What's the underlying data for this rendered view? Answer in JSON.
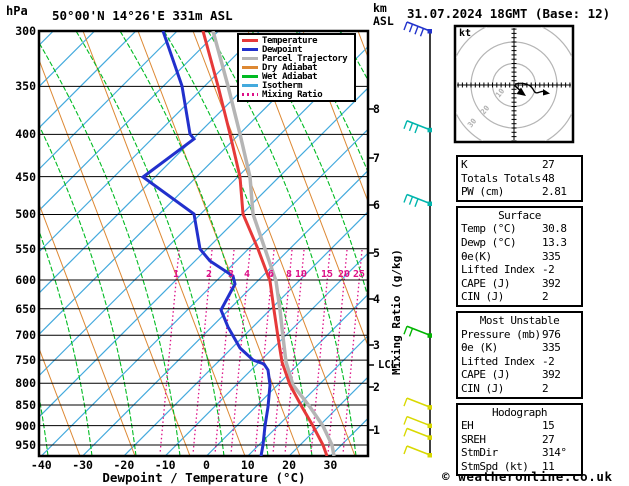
{
  "header": {
    "pressure_unit": "hPa",
    "title": "50°00'N 14°26'E 331m ASL",
    "date": "31.07.2024 18GMT (Base: 12)",
    "km_label": "km",
    "asl_label": "ASL"
  },
  "axes": {
    "pressure_ticks": [
      300,
      350,
      400,
      450,
      500,
      550,
      600,
      650,
      700,
      750,
      800,
      850,
      900,
      950
    ],
    "temp_ticks": [
      -40,
      -30,
      -20,
      -10,
      0,
      10,
      20,
      30
    ],
    "x_title": "Dewpoint / Temperature (°C)",
    "km_ticks": [
      8,
      7,
      6,
      5,
      4,
      3,
      2,
      1
    ],
    "lcl_label": "LCL",
    "mixing_axis_label": "Mixing Ratio (g/kg)",
    "mixing_ratio_labels": [
      "1",
      "2",
      "3",
      "4",
      "6",
      "8",
      "10",
      "15",
      "20",
      "25"
    ]
  },
  "legend": {
    "items": [
      {
        "label": "Temperature",
        "color": "#e63939",
        "style": "solid"
      },
      {
        "label": "Dewpoint",
        "color": "#2230cc",
        "style": "solid"
      },
      {
        "label": "Parcel Trajectory",
        "color": "#b5b5b5",
        "style": "solid"
      },
      {
        "label": "Dry Adiabat",
        "color": "#dd8833",
        "style": "solid"
      },
      {
        "label": "Wet Adiabat",
        "color": "#00bb22",
        "style": "solid"
      },
      {
        "label": "Isotherm",
        "color": "#44aadd",
        "style": "solid"
      },
      {
        "label": "Mixing Ratio",
        "color": "#dd1188",
        "style": "dotted"
      }
    ]
  },
  "hodograph": {
    "unit": "kt",
    "rings": [
      "10",
      "20",
      "30"
    ]
  },
  "tables": [
    {
      "title": "",
      "rows": [
        [
          "K",
          "27"
        ],
        [
          "Totals Totals",
          "48"
        ],
        [
          "PW (cm)",
          "2.81"
        ]
      ]
    },
    {
      "title": "Surface",
      "rows": [
        [
          "Temp (°C)",
          "30.8"
        ],
        [
          "Dewp (°C)",
          "13.3"
        ],
        [
          "θe(K)",
          "335"
        ],
        [
          "Lifted Index",
          "-2"
        ],
        [
          "CAPE (J)",
          "392"
        ],
        [
          "CIN (J)",
          "2"
        ]
      ]
    },
    {
      "title": "Most Unstable",
      "rows": [
        [
          "Pressure (mb)",
          "976"
        ],
        [
          "θe (K)",
          "335"
        ],
        [
          "Lifted Index",
          "-2"
        ],
        [
          "CAPE (J)",
          "392"
        ],
        [
          "CIN (J)",
          "2"
        ]
      ]
    },
    {
      "title": "Hodograph",
      "rows": [
        [
          "EH",
          "15"
        ],
        [
          "SREH",
          "27"
        ],
        [
          "StmDir",
          "314°"
        ],
        [
          "StmSpd (kt)",
          "11"
        ]
      ]
    }
  ],
  "footer": {
    "copyright": "© weatheronline.co.uk"
  },
  "chart_data": {
    "type": "line",
    "title": "Skew-T log-P sounding",
    "location": "50°00'N 14°26'E 331m ASL",
    "datetime": "31.07.2024 18GMT (Base: 12)",
    "xlabel": "Dewpoint / Temperature (°C)",
    "ylabel": "Pressure (hPa)",
    "xlim": [
      -45,
      40
    ],
    "pressure_range_hPa": [
      300,
      980
    ],
    "secondary_axis_km_ASL": [
      1,
      2,
      3,
      4,
      5,
      6,
      7,
      8
    ],
    "lcl_km_approx": 2.4,
    "mixing_ratio_lines_g_kg": [
      1,
      2,
      3,
      4,
      6,
      8,
      10,
      15,
      20,
      25
    ],
    "series": [
      {
        "name": "Temperature",
        "color": "#e63939",
        "units": "°C",
        "points": [
          [
            300,
            -41
          ],
          [
            350,
            -32
          ],
          [
            400,
            -23.5
          ],
          [
            450,
            -16
          ],
          [
            500,
            -10
          ],
          [
            550,
            -5
          ],
          [
            600,
            -0.5
          ],
          [
            650,
            3.5
          ],
          [
            700,
            7.5
          ],
          [
            750,
            11
          ],
          [
            800,
            15
          ],
          [
            850,
            19.5
          ],
          [
            900,
            23.5
          ],
          [
            950,
            27.5
          ],
          [
            976,
            30.8
          ]
        ]
      },
      {
        "name": "Dewpoint",
        "color": "#2230cc",
        "units": "°C",
        "points": [
          [
            300,
            -44
          ],
          [
            350,
            -35
          ],
          [
            400,
            -28
          ],
          [
            450,
            -38
          ],
          [
            500,
            -20
          ],
          [
            550,
            -14
          ],
          [
            600,
            -4
          ],
          [
            650,
            -13
          ],
          [
            700,
            -1
          ],
          [
            750,
            8
          ],
          [
            800,
            11
          ],
          [
            850,
            11.5
          ],
          [
            900,
            12
          ],
          [
            950,
            13
          ],
          [
            976,
            13.3
          ]
        ]
      },
      {
        "name": "Parcel Trajectory",
        "color": "#b5b5b5",
        "units": "°C",
        "points": [
          [
            300,
            -40
          ],
          [
            350,
            -31
          ],
          [
            400,
            -22.5
          ],
          [
            450,
            -15
          ],
          [
            500,
            -9.5
          ],
          [
            550,
            -4.5
          ],
          [
            600,
            0
          ],
          [
            650,
            4
          ],
          [
            700,
            8
          ],
          [
            750,
            11.5
          ],
          [
            800,
            16
          ],
          [
            850,
            20.5
          ],
          [
            900,
            24.5
          ],
          [
            950,
            28.5
          ],
          [
            976,
            30.8
          ]
        ]
      }
    ],
    "wind_barbs": [
      {
        "pressure": 300,
        "color": "#2233cc",
        "feathers": 4
      },
      {
        "pressure": 395,
        "color": "#00b5ad",
        "feathers": 3
      },
      {
        "pressure": 485,
        "color": "#00b5ad",
        "feathers": 3
      },
      {
        "pressure": 700,
        "color": "#00b400",
        "feathers": 2
      },
      {
        "pressure": 855,
        "color": "#d9d900",
        "feathers": 1
      },
      {
        "pressure": 900,
        "color": "#d9d900",
        "feathers": 1
      },
      {
        "pressure": 930,
        "color": "#d9d900",
        "feathers": 1
      },
      {
        "pressure": 978,
        "color": "#d9d900",
        "feathers": 1
      }
    ],
    "indices": {
      "K": 27,
      "Totals_Totals": 48,
      "PW_cm": 2.81,
      "surface": {
        "Temp_C": 30.8,
        "Dewp_C": 13.3,
        "ThetaE_K": 335,
        "Lifted_Index": -2,
        "CAPE_J": 392,
        "CIN_J": 2
      },
      "most_unstable": {
        "Pressure_mb": 976,
        "ThetaE_K": 335,
        "Lifted_Index": -2,
        "CAPE_J": 392,
        "CIN_J": 2
      },
      "hodograph": {
        "EH": 15,
        "SREH": 27,
        "StmDir_deg": 314,
        "StmSpd_kt": 11
      }
    },
    "legend_position": "top-right-inside",
    "grid": true
  }
}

-.-.-

**SHORT EXERCISE:** Leave out the pictures and repeat everything else in the records exactly.

**THE RESPONSE:**
What's the underlying data for this rendered view? Answer in JSON.
{
  "header": {
    "pressure_unit": "hPa",
    "title": "50°00'N 14°26'E 331m ASL",
    "date": "31.07.2024 18GMT (Base: 12)",
    "km_label": "km",
    "asl_label": "ASL"
  },
  "axes": {
    "pressure_ticks": [
      300,
      350,
      400,
      450,
      500,
      550,
      600,
      650,
      700,
      750,
      800,
      850,
      900,
      950
    ],
    "temp_ticks": [
      -40,
      -30,
      -20,
      -10,
      0,
      10,
      20,
      30
    ],
    "x_title": "Dewpoint / Temperature (°C)",
    "km_ticks": [
      8,
      7,
      6,
      5,
      4,
      3,
      2,
      1
    ],
    "lcl_label": "LCL",
    "mixing_axis_label": "Mixing Ratio (g/kg)",
    "mixing_ratio_labels": [
      "1",
      "2",
      "3",
      "4",
      "6",
      "8",
      "10",
      "15",
      "20",
      "25"
    ]
  },
  "legend": {
    "items": [
      {
        "label": "Temperature",
        "color": "#e63939",
        "style": "solid"
      },
      {
        "label": "Dewpoint",
        "color": "#2230cc",
        "style": "solid"
      },
      {
        "label": "Parcel Trajectory",
        "color": "#b5b5b5",
        "style": "solid"
      },
      {
        "label": "Dry Adiabat",
        "color": "#dd8833",
        "style": "solid"
      },
      {
        "label": "Wet Adiabat",
        "color": "#00bb22",
        "style": "solid"
      },
      {
        "label": "Isotherm",
        "color": "#44aadd",
        "style": "solid"
      },
      {
        "label": "Mixing Ratio",
        "color": "#dd1188",
        "style": "dotted"
      }
    ]
  },
  "hodograph": {
    "unit": "kt",
    "rings": [
      "10",
      "20",
      "30"
    ]
  },
  "tables": [
    {
      "title": "",
      "rows": [
        [
          "K",
          "27"
        ],
        [
          "Totals Totals",
          "48"
        ],
        [
          "PW (cm)",
          "2.81"
        ]
      ]
    },
    {
      "title": "Surface",
      "rows": [
        [
          "Temp (°C)",
          "30.8"
        ],
        [
          "Dewp (°C)",
          "13.3"
        ],
        [
          "θe(K)",
          "335"
        ],
        [
          "Lifted Index",
          "-2"
        ],
        [
          "CAPE (J)",
          "392"
        ],
        [
          "CIN (J)",
          "2"
        ]
      ]
    },
    {
      "title": "Most Unstable",
      "rows": [
        [
          "Pressure (mb)",
          "976"
        ],
        [
          "θe (K)",
          "335"
        ],
        [
          "Lifted Index",
          "-2"
        ],
        [
          "CAPE (J)",
          "392"
        ],
        [
          "CIN (J)",
          "2"
        ]
      ]
    },
    {
      "title": "Hodograph",
      "rows": [
        [
          "EH",
          "15"
        ],
        [
          "SREH",
          "27"
        ],
        [
          "StmDir",
          "314°"
        ],
        [
          "StmSpd (kt)",
          "11"
        ]
      ]
    }
  ],
  "footer": {
    "copyright": "© weatheronline.co.uk"
  },
  "chart_data": {
    "type": "line",
    "title": "Skew-T log-P sounding",
    "location": "50°00'N 14°26'E 331m ASL",
    "datetime": "31.07.2024 18GMT (Base: 12)",
    "xlabel": "Dewpoint / Temperature (°C)",
    "ylabel": "Pressure (hPa)",
    "xlim": [
      -45,
      40
    ],
    "pressure_range_hPa": [
      300,
      980
    ],
    "secondary_axis_km_ASL": [
      1,
      2,
      3,
      4,
      5,
      6,
      7,
      8
    ],
    "lcl_km_approx": 2.4,
    "mixing_ratio_lines_g_kg": [
      1,
      2,
      3,
      4,
      6,
      8,
      10,
      15,
      20,
      25
    ],
    "series": [
      {
        "name": "Temperature",
        "color": "#e63939",
        "units": "°C",
        "points": [
          [
            300,
            -41
          ],
          [
            350,
            -32
          ],
          [
            400,
            -23.5
          ],
          [
            450,
            -16
          ],
          [
            500,
            -10
          ],
          [
            550,
            -5
          ],
          [
            600,
            -0.5
          ],
          [
            650,
            3.5
          ],
          [
            700,
            7.5
          ],
          [
            750,
            11
          ],
          [
            800,
            15
          ],
          [
            850,
            19.5
          ],
          [
            900,
            23.5
          ],
          [
            950,
            27.5
          ],
          [
            976,
            30.8
          ]
        ]
      },
      {
        "name": "Dewpoint",
        "color": "#2230cc",
        "units": "°C",
        "points": [
          [
            300,
            -44
          ],
          [
            350,
            -35
          ],
          [
            400,
            -28
          ],
          [
            450,
            -38
          ],
          [
            500,
            -20
          ],
          [
            550,
            -14
          ],
          [
            600,
            -4
          ],
          [
            650,
            -13
          ],
          [
            700,
            -1
          ],
          [
            750,
            8
          ],
          [
            800,
            11
          ],
          [
            850,
            11.5
          ],
          [
            900,
            12
          ],
          [
            950,
            13
          ],
          [
            976,
            13.3
          ]
        ]
      },
      {
        "name": "Parcel Trajectory",
        "color": "#b5b5b5",
        "units": "°C",
        "points": [
          [
            300,
            -40
          ],
          [
            350,
            -31
          ],
          [
            400,
            -22.5
          ],
          [
            450,
            -15
          ],
          [
            500,
            -9.5
          ],
          [
            550,
            -4.5
          ],
          [
            600,
            0
          ],
          [
            650,
            4
          ],
          [
            700,
            8
          ],
          [
            750,
            11.5
          ],
          [
            800,
            16
          ],
          [
            850,
            20.5
          ],
          [
            900,
            24.5
          ],
          [
            950,
            28.5
          ],
          [
            976,
            30.8
          ]
        ]
      }
    ],
    "wind_barbs": [
      {
        "pressure": 300,
        "color": "#2233cc",
        "feathers": 4
      },
      {
        "pressure": 395,
        "color": "#00b5ad",
        "feathers": 3
      },
      {
        "pressure": 485,
        "color": "#00b5ad",
        "feathers": 3
      },
      {
        "pressure": 700,
        "color": "#00b400",
        "feathers": 2
      },
      {
        "pressure": 855,
        "color": "#d9d900",
        "feathers": 1
      },
      {
        "pressure": 900,
        "color": "#d9d900",
        "feathers": 1
      },
      {
        "pressure": 930,
        "color": "#d9d900",
        "feathers": 1
      },
      {
        "pressure": 978,
        "color": "#d9d900",
        "feathers": 1
      }
    ],
    "indices": {
      "K": 27,
      "Totals_Totals": 48,
      "PW_cm": 2.81,
      "surface": {
        "Temp_C": 30.8,
        "Dewp_C": 13.3,
        "ThetaE_K": 335,
        "Lifted_Index": -2,
        "CAPE_J": 392,
        "CIN_J": 2
      },
      "most_unstable": {
        "Pressure_mb": 976,
        "ThetaE_K": 335,
        "Lifted_Index": -2,
        "CAPE_J": 392,
        "CIN_J": 2
      },
      "hodograph": {
        "EH": 15,
        "SREH": 27,
        "StmDir_deg": 314,
        "StmSpd_kt": 11
      }
    },
    "legend_position": "top-right-inside",
    "grid": true
  }
}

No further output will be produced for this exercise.